#### Exercise task:
Transcribe all the entries word for word, but omit the images.
──────── Data
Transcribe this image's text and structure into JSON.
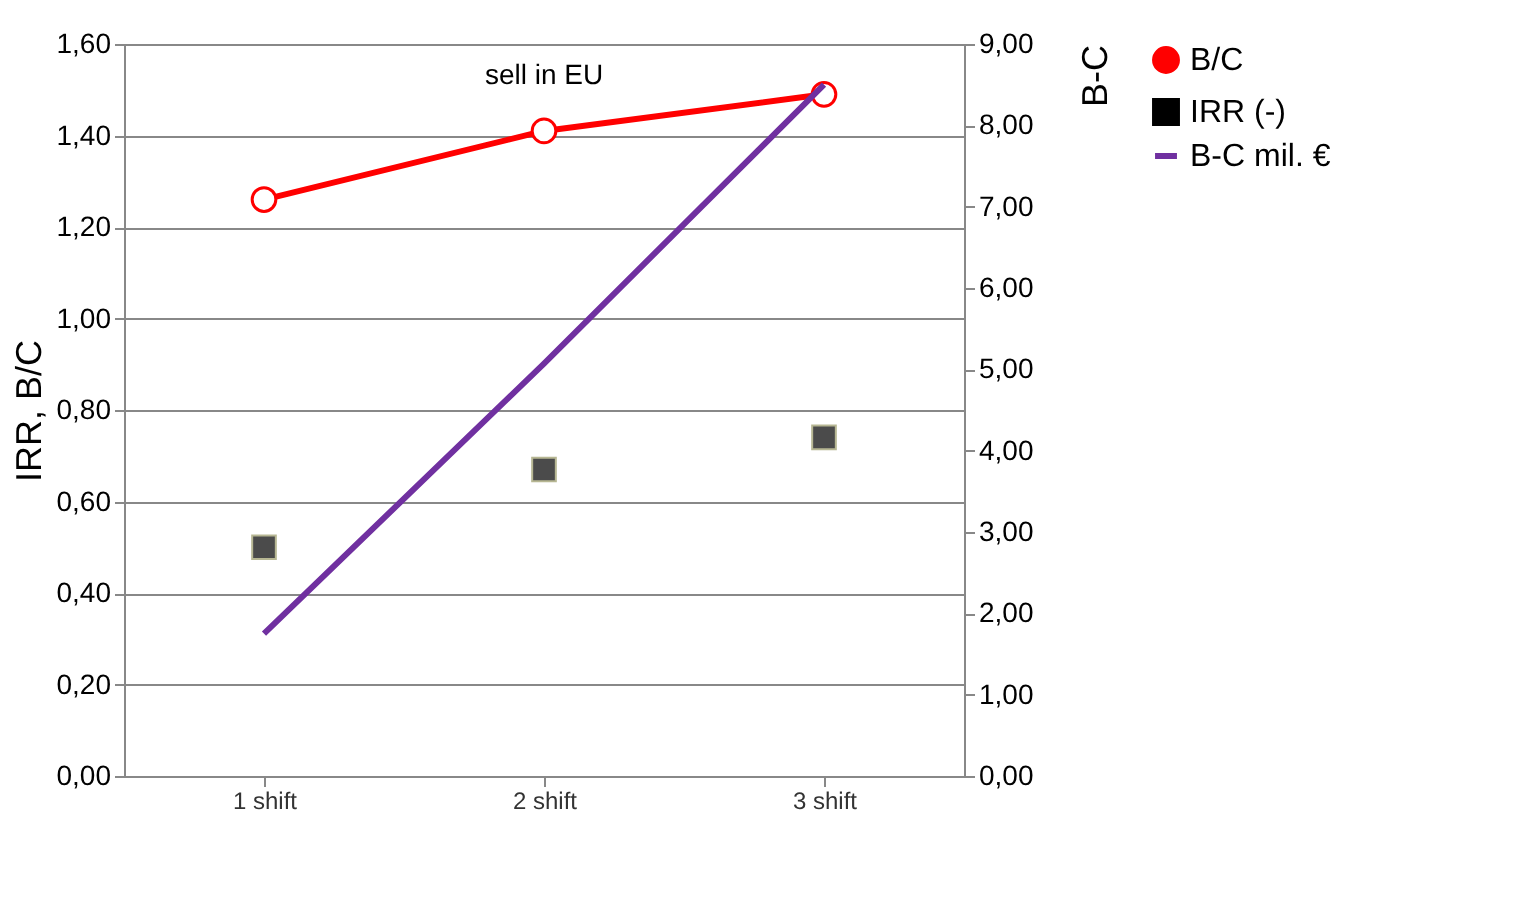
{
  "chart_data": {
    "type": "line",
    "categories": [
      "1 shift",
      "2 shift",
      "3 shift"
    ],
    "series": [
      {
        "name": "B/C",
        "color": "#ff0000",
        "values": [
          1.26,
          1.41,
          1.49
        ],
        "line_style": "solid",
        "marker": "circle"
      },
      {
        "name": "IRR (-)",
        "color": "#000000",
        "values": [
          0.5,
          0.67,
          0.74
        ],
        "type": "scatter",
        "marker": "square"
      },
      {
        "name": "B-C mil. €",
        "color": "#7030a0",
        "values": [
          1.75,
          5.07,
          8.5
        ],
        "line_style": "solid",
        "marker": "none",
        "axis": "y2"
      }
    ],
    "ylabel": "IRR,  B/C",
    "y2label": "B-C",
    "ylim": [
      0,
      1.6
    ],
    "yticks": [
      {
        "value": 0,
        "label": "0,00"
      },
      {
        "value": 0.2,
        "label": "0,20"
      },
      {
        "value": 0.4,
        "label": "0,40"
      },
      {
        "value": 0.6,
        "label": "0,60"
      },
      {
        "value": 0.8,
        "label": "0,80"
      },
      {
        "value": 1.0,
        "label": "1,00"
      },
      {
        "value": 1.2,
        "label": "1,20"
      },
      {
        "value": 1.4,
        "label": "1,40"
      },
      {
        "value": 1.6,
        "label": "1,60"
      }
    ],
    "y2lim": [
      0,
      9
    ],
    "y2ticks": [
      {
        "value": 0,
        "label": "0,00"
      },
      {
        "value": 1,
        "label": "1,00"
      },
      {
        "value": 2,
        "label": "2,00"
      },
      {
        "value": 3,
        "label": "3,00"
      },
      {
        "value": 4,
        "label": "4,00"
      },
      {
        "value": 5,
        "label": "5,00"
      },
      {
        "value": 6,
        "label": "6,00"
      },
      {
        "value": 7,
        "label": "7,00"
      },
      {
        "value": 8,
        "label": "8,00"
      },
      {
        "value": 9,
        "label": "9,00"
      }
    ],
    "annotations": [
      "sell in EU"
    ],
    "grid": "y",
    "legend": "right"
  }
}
────────────────
#### Correct result:
Transcribe this image's text and structure into JSON.
{
  "chart_data": {
    "type": "line",
    "categories": [
      "1 shift",
      "2 shift",
      "3 shift"
    ],
    "series": [
      {
        "name": "B/C",
        "color": "#ff0000",
        "values": [
          1.26,
          1.41,
          1.49
        ],
        "line_style": "solid",
        "marker": "circle"
      },
      {
        "name": "IRR (-)",
        "color": "#000000",
        "values": [
          0.5,
          0.67,
          0.74
        ],
        "type": "scatter",
        "marker": "square"
      },
      {
        "name": "B-C mil. €",
        "color": "#7030a0",
        "values": [
          1.75,
          5.07,
          8.5
        ],
        "line_style": "solid",
        "marker": "none",
        "axis": "y2"
      }
    ],
    "ylabel": "IRR,  B/C",
    "y2label": "B-C",
    "ylim": [
      0,
      1.6
    ],
    "yticks": [
      {
        "value": 0,
        "label": "0,00"
      },
      {
        "value": 0.2,
        "label": "0,20"
      },
      {
        "value": 0.4,
        "label": "0,40"
      },
      {
        "value": 0.6,
        "label": "0,60"
      },
      {
        "value": 0.8,
        "label": "0,80"
      },
      {
        "value": 1.0,
        "label": "1,00"
      },
      {
        "value": 1.2,
        "label": "1,20"
      },
      {
        "value": 1.4,
        "label": "1,40"
      },
      {
        "value": 1.6,
        "label": "1,60"
      }
    ],
    "y2lim": [
      0,
      9
    ],
    "y2ticks": [
      {
        "value": 0,
        "label": "0,00"
      },
      {
        "value": 1,
        "label": "1,00"
      },
      {
        "value": 2,
        "label": "2,00"
      },
      {
        "value": 3,
        "label": "3,00"
      },
      {
        "value": 4,
        "label": "4,00"
      },
      {
        "value": 5,
        "label": "5,00"
      },
      {
        "value": 6,
        "label": "6,00"
      },
      {
        "value": 7,
        "label": "7,00"
      },
      {
        "value": 8,
        "label": "8,00"
      },
      {
        "value": 9,
        "label": "9,00"
      }
    ],
    "annotations": [
      "sell in EU"
    ],
    "grid": "y",
    "legend": "right"
  }
}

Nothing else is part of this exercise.